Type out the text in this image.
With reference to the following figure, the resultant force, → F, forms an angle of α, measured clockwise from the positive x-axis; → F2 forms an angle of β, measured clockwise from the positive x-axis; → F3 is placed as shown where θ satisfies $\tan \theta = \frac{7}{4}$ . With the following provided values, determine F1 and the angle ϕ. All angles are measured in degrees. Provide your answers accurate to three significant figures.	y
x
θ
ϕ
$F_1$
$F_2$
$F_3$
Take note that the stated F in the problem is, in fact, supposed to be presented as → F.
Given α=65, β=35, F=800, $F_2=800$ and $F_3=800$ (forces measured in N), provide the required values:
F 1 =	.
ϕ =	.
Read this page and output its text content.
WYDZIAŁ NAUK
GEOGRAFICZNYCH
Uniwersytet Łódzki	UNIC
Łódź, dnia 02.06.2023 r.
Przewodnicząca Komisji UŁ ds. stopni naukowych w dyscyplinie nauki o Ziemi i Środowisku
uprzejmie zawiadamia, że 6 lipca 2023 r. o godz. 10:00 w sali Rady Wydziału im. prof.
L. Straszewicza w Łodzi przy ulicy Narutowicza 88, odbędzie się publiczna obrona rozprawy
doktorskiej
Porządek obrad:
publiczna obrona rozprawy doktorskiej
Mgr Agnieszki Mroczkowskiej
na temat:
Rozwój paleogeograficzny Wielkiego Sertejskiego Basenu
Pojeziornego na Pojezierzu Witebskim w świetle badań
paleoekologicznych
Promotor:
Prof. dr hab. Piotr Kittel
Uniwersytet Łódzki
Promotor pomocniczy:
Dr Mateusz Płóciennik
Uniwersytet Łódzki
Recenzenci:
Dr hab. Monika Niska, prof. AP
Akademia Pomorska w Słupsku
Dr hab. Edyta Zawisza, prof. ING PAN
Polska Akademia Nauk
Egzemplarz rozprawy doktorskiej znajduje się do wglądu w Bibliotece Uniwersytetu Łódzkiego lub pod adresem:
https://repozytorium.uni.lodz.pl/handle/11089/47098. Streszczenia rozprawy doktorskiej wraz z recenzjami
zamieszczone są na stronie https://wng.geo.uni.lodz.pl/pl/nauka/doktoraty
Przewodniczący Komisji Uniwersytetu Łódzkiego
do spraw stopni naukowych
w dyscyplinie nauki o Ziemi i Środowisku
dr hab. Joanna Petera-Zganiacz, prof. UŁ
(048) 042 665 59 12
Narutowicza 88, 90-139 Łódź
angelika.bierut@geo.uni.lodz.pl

● ● ● ●

Gather each line of the listing containing the word "text" and show it.

Type out the text in this image.
Read this page and output its text content.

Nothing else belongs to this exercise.